- **Input records**:
--- START ---

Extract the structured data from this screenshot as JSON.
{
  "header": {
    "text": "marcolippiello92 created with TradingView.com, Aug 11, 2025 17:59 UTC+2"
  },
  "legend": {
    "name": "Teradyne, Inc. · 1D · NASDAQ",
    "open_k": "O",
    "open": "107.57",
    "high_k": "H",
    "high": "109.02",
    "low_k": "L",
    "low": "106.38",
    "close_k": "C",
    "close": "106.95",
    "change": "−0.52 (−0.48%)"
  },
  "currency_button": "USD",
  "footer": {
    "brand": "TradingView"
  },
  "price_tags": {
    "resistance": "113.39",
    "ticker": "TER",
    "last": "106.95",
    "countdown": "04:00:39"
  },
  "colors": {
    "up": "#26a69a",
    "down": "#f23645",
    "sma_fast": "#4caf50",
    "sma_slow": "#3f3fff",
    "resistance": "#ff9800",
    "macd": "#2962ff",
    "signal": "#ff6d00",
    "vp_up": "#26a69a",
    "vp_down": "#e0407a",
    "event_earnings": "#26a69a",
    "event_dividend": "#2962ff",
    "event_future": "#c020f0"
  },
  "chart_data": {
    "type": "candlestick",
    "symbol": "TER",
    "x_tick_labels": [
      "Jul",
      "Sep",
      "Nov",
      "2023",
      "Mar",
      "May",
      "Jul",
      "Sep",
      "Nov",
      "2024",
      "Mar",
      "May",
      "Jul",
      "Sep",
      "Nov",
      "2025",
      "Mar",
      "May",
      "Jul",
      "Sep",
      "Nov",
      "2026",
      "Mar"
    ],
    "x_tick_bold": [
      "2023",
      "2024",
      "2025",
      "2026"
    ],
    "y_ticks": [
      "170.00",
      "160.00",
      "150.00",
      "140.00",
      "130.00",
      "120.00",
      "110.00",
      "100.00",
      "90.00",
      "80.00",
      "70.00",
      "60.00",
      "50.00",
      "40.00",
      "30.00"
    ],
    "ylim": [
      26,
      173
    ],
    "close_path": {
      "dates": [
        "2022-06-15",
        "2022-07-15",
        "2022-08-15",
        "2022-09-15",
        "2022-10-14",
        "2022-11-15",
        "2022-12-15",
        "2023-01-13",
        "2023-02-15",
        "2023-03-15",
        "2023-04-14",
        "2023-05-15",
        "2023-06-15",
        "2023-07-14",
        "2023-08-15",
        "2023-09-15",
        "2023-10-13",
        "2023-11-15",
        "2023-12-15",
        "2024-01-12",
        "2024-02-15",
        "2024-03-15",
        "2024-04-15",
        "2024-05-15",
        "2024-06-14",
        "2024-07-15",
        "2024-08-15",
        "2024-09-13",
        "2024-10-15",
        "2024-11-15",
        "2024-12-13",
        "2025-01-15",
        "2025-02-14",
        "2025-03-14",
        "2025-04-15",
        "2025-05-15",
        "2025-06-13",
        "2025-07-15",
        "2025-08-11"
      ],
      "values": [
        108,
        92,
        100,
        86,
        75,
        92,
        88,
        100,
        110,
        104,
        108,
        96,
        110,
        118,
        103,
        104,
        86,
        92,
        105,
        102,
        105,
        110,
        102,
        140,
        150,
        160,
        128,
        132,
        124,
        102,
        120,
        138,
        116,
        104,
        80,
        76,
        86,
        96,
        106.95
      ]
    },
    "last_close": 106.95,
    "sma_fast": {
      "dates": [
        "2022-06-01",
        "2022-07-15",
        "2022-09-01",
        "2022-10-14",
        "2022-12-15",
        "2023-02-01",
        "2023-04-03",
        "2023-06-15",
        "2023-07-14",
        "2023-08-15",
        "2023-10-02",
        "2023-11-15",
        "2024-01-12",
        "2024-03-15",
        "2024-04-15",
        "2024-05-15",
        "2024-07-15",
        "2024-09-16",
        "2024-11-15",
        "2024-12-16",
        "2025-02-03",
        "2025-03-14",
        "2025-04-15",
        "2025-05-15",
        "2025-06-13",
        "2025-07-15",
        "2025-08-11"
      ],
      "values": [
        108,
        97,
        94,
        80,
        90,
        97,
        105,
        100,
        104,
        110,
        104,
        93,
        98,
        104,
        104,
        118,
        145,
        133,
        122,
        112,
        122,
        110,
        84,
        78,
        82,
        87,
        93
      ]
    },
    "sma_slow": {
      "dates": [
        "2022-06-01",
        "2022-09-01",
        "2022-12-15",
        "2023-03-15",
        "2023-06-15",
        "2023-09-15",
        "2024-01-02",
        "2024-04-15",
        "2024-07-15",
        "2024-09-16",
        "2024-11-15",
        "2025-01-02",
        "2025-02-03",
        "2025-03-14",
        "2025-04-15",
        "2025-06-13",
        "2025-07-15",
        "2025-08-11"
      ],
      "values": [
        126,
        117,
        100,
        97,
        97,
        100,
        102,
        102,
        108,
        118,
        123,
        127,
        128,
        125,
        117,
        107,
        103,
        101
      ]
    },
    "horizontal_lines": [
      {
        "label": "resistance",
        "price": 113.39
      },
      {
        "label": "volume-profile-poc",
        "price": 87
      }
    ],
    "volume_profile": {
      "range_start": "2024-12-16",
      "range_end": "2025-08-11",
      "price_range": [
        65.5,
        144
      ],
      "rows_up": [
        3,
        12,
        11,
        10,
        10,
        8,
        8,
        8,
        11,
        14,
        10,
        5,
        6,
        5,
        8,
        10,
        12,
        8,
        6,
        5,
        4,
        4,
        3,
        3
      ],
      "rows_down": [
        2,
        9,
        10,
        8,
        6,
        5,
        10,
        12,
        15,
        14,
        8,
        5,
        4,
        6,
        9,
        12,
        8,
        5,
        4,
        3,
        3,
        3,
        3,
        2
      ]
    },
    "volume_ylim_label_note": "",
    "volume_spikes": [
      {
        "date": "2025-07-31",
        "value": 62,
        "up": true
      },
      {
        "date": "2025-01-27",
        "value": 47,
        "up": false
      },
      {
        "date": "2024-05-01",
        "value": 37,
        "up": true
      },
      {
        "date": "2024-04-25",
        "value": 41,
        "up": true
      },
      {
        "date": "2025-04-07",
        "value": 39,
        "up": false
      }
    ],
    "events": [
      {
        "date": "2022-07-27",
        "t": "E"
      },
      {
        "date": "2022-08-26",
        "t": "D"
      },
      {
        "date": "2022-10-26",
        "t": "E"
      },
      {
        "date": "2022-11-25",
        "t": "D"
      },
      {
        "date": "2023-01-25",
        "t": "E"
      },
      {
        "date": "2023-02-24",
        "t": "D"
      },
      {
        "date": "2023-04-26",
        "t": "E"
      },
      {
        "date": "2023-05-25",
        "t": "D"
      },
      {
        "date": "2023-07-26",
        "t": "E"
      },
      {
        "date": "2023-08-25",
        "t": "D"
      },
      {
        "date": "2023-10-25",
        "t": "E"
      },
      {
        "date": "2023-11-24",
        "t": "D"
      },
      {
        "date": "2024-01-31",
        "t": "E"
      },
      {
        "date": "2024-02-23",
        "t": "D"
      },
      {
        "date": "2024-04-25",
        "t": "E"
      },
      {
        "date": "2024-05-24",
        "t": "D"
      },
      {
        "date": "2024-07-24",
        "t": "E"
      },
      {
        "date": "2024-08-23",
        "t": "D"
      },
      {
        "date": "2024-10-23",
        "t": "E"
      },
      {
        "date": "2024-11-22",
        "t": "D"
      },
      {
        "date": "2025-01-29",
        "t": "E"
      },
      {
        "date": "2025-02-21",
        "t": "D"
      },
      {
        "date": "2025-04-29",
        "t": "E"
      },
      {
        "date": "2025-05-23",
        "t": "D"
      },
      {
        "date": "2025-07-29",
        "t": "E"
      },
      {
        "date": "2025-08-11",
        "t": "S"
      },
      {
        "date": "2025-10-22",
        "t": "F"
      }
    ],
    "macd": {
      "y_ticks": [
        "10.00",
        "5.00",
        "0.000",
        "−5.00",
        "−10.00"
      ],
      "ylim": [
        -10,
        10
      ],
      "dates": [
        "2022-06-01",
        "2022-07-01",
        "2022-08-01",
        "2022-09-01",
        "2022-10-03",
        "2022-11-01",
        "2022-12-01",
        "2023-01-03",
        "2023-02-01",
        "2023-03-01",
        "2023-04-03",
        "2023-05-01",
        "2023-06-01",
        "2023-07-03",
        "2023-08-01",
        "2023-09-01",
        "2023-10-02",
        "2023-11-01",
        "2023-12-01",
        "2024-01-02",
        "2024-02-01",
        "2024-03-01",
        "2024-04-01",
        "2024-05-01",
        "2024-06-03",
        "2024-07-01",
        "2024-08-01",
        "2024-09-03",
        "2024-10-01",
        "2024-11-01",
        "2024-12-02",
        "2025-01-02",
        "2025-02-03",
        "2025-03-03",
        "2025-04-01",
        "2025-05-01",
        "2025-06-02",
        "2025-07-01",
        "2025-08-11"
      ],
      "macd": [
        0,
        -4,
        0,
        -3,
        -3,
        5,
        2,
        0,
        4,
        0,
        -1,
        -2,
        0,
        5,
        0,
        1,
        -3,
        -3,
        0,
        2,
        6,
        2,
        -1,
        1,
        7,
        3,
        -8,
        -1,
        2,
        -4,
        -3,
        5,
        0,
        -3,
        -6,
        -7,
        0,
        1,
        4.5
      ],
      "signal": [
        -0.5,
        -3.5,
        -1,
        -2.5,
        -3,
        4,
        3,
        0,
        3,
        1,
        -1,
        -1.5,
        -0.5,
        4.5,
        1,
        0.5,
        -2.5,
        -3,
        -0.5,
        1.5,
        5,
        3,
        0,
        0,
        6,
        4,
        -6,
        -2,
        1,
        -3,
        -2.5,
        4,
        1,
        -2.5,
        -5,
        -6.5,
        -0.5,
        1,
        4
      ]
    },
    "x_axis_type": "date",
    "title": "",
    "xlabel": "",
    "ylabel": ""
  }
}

--- END ---
--- START ---

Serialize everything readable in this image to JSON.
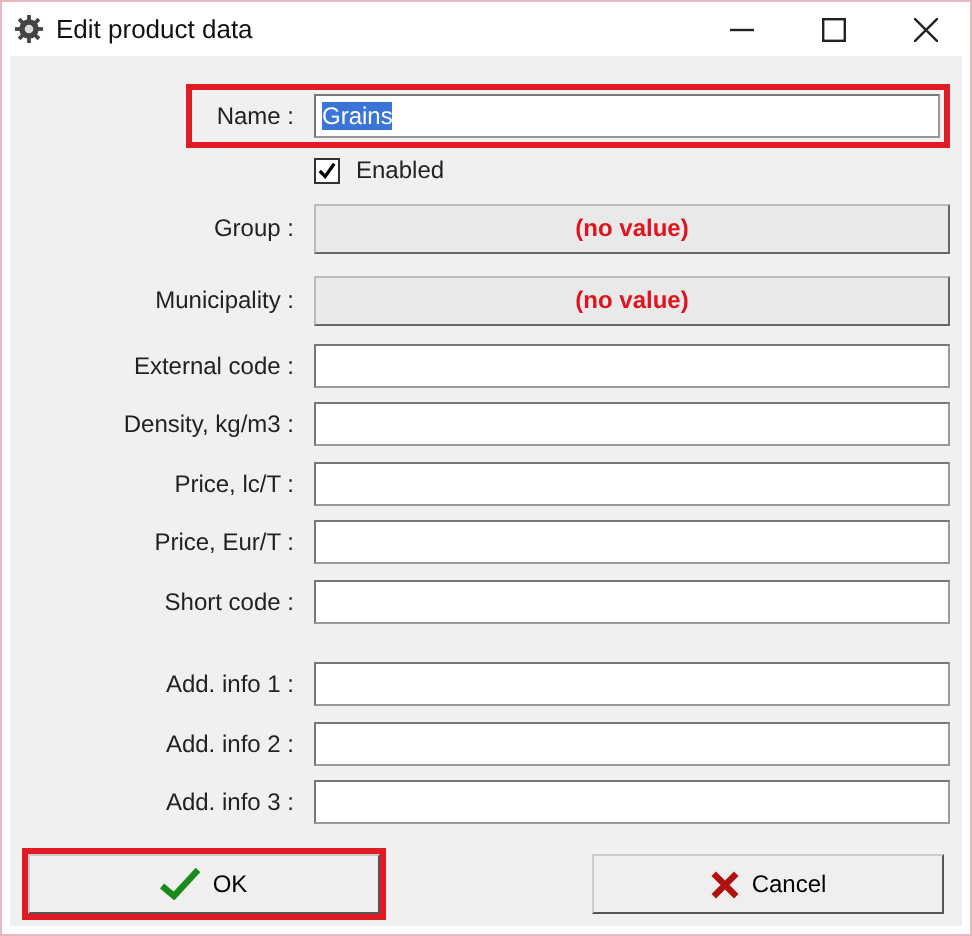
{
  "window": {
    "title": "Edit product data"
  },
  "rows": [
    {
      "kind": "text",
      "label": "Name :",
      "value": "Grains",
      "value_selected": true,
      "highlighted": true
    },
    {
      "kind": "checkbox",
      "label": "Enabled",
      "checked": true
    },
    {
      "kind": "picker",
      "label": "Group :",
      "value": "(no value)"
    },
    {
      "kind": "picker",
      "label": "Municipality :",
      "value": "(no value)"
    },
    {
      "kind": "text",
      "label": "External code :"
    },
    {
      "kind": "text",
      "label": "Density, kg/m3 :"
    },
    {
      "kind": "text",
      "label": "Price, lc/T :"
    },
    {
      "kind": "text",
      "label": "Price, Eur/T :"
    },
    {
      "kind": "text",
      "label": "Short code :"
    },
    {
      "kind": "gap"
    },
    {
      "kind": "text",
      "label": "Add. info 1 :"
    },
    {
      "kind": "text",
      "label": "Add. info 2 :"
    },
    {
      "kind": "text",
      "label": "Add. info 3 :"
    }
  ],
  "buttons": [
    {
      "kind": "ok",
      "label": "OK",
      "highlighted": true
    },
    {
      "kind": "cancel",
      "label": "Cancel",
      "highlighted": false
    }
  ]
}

--- END ---
--- START ---

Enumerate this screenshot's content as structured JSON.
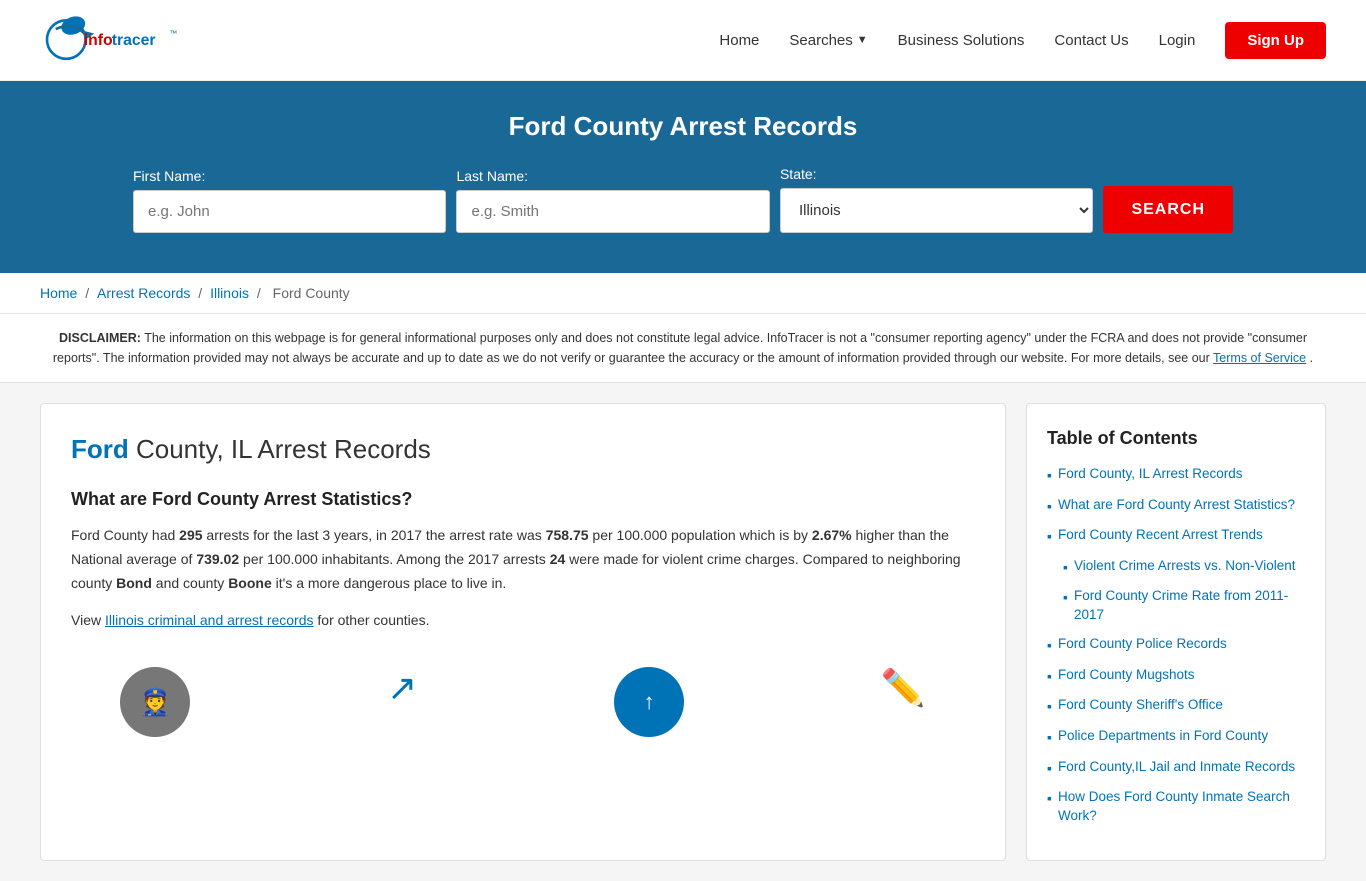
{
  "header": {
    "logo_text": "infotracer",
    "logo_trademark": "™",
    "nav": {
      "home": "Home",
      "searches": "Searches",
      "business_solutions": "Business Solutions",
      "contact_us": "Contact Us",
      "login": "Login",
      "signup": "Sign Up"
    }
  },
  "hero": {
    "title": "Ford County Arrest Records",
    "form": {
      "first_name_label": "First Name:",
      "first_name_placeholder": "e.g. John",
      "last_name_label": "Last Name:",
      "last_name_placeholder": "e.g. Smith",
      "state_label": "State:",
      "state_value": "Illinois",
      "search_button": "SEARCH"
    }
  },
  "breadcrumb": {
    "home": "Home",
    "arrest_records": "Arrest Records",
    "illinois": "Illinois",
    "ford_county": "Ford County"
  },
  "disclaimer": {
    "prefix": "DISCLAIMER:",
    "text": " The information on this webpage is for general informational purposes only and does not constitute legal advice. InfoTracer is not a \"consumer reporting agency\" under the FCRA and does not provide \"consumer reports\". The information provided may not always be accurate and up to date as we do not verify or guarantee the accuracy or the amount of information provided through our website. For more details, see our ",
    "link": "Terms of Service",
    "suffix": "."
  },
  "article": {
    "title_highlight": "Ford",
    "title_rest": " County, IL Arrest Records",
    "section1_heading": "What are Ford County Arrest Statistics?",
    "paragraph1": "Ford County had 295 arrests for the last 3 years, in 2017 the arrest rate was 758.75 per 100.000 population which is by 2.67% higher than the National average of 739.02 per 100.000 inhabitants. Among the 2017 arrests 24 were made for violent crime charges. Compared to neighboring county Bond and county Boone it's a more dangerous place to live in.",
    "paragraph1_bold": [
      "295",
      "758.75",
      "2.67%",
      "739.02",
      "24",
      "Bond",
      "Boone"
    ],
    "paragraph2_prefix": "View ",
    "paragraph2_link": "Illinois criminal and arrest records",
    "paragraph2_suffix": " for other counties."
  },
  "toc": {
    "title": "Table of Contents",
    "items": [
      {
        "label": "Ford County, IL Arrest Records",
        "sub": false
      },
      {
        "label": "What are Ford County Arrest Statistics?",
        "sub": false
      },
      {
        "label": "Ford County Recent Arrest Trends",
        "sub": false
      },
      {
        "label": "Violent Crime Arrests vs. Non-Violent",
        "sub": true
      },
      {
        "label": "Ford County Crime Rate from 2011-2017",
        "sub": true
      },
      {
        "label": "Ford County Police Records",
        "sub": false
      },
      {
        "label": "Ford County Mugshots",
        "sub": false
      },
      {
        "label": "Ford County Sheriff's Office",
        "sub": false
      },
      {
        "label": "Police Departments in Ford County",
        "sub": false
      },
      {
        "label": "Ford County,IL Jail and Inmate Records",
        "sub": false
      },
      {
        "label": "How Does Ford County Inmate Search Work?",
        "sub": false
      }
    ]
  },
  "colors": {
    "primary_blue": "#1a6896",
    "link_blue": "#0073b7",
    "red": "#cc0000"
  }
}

--- END ---

- **Instructions to follow**: Find each line with the string "Police" and copy it out.

- **Task response**:
        "label": "Ford County Police Records",
        "label": "Police Departments in Ford County",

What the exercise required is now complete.